◆ What needs to be done
Copy every line from the records below that holds the word "sciences".

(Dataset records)
★ ★ ★
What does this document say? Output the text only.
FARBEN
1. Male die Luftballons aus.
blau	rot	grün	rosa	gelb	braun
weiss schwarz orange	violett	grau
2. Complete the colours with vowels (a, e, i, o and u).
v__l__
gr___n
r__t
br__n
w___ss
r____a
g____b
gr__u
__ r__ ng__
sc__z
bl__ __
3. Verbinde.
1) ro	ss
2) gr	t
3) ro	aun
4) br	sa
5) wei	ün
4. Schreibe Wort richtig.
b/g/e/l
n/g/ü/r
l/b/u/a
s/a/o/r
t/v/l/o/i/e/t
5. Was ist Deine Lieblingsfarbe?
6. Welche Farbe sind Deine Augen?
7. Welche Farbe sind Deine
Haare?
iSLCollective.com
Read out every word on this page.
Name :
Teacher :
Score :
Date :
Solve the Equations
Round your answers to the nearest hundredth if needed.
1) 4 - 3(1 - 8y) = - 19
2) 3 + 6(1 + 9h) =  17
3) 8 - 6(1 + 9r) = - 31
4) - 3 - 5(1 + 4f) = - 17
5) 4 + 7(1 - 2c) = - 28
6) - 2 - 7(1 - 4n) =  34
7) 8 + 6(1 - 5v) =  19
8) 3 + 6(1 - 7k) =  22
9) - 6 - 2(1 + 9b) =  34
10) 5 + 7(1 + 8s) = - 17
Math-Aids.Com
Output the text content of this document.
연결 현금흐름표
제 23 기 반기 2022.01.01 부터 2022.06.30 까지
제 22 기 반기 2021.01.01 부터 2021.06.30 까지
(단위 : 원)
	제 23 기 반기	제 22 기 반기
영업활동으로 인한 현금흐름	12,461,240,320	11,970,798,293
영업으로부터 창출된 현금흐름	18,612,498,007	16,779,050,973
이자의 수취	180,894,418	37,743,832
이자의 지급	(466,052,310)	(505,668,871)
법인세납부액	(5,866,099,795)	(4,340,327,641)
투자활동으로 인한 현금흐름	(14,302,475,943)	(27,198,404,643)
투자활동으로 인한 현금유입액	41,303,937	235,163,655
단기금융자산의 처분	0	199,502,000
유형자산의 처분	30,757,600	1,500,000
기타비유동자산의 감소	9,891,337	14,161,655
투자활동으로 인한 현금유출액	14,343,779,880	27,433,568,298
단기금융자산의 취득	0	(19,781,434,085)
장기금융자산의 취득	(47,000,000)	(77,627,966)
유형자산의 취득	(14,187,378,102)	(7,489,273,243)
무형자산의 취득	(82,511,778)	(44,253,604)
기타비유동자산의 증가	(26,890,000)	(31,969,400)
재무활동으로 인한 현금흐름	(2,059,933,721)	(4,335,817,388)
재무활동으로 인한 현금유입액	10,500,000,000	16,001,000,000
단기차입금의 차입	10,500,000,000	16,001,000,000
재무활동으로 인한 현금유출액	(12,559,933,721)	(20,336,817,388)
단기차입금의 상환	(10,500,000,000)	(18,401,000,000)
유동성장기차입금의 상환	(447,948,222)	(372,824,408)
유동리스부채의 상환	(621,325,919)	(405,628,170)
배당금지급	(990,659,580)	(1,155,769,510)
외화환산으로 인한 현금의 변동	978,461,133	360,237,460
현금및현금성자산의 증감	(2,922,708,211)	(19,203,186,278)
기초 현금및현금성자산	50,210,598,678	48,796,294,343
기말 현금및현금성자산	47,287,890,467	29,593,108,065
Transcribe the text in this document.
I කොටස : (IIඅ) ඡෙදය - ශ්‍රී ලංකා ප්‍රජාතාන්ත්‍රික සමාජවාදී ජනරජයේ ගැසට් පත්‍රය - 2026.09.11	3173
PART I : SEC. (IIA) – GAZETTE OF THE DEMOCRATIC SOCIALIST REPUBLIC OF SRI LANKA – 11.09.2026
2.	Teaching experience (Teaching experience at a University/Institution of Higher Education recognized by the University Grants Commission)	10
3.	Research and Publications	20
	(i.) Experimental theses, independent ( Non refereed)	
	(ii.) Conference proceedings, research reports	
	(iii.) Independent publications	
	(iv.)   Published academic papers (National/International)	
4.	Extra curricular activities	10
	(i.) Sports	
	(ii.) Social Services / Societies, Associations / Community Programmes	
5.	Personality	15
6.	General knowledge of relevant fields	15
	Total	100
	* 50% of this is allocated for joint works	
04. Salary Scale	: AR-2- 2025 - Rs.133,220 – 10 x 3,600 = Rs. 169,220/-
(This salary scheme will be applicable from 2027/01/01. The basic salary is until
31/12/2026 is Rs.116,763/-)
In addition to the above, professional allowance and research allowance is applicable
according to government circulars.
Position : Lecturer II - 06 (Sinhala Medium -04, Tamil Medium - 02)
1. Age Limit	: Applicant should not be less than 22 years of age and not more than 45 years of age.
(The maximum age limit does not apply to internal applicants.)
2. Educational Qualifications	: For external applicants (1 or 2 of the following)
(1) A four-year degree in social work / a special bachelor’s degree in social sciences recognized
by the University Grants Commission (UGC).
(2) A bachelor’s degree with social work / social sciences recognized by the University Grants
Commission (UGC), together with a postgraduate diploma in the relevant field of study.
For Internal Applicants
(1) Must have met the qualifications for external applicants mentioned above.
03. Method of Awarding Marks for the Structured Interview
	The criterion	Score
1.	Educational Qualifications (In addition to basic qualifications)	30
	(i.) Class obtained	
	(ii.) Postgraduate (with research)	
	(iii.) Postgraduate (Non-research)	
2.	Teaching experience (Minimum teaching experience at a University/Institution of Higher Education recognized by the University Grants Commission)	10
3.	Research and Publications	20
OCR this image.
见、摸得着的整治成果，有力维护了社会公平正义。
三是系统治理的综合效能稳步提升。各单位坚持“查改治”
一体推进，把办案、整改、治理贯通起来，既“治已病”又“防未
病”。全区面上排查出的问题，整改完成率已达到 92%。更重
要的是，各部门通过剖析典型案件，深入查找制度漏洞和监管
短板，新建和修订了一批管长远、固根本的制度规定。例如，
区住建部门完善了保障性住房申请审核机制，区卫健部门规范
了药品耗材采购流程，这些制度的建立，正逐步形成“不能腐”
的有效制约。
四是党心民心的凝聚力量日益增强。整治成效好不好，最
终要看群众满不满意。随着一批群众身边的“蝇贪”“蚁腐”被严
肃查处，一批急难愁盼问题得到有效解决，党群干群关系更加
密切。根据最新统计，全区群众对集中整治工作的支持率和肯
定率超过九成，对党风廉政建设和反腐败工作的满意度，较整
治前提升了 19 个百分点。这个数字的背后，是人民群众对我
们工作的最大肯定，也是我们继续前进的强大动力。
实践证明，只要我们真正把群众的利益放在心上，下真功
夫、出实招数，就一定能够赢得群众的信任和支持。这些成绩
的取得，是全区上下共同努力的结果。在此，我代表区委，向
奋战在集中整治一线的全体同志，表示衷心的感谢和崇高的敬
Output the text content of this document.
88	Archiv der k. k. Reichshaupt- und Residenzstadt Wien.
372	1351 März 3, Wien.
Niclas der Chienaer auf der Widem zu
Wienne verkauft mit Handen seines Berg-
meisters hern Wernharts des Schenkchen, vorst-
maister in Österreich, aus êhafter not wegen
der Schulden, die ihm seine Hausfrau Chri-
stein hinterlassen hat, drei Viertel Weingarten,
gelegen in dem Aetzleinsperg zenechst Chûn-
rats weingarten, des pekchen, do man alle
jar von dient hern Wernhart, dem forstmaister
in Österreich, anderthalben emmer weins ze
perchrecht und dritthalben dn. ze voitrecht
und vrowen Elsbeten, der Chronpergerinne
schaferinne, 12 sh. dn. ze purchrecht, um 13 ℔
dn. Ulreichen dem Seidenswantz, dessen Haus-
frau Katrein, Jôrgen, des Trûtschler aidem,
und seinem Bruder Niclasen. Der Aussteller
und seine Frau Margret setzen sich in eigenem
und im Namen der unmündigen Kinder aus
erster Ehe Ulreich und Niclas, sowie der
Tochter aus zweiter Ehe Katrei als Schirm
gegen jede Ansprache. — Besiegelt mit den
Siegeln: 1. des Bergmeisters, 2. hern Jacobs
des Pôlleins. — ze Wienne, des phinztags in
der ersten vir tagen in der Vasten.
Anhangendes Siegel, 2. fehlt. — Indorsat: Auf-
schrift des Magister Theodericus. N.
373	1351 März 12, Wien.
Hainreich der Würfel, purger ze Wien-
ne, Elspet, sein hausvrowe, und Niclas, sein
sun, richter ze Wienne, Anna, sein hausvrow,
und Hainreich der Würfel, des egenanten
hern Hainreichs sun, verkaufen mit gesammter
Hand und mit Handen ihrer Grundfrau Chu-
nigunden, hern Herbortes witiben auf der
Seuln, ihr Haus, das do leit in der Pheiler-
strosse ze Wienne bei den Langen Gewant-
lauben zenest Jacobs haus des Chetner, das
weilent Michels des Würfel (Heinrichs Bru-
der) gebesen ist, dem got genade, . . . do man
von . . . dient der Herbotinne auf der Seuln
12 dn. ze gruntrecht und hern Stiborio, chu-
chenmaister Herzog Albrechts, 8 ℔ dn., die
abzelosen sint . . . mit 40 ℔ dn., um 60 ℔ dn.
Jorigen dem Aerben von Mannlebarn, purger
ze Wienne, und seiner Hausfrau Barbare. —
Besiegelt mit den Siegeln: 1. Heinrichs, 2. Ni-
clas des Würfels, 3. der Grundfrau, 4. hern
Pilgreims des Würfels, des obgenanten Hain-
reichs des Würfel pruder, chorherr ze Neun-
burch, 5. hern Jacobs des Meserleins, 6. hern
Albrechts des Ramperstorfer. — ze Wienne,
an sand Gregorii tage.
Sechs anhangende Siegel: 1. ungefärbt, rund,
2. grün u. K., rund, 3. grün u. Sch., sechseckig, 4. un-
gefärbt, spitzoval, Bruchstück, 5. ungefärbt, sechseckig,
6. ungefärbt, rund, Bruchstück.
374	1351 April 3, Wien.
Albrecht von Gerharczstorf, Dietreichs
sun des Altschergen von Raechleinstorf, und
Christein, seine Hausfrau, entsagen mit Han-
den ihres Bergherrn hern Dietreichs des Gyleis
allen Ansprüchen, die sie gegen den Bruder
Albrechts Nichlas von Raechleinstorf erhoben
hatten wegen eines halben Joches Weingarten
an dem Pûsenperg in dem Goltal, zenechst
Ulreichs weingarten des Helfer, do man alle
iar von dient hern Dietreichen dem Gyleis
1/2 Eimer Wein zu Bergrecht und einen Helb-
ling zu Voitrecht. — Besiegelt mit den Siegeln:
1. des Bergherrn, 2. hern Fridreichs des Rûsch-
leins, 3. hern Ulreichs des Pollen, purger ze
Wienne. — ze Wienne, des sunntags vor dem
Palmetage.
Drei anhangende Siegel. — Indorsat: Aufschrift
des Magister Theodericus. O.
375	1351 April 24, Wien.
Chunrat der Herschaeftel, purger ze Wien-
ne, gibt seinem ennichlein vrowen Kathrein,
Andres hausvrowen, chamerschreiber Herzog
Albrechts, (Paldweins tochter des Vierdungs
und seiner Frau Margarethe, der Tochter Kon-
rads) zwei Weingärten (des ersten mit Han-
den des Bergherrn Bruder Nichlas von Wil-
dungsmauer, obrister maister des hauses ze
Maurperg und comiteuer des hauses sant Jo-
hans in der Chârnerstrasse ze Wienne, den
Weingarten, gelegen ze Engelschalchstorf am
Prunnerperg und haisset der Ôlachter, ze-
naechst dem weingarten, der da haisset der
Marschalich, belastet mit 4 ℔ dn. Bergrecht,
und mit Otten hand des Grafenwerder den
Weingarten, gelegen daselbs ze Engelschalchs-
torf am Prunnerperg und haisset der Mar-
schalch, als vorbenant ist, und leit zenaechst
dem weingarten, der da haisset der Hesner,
★ ★ ★
◆ Solution below
(1) A four-year degree in social work / a special bachelor’s degree in social sciences recognized
(2) A bachelor’s degree with social work / social sciences recognized by the University Grants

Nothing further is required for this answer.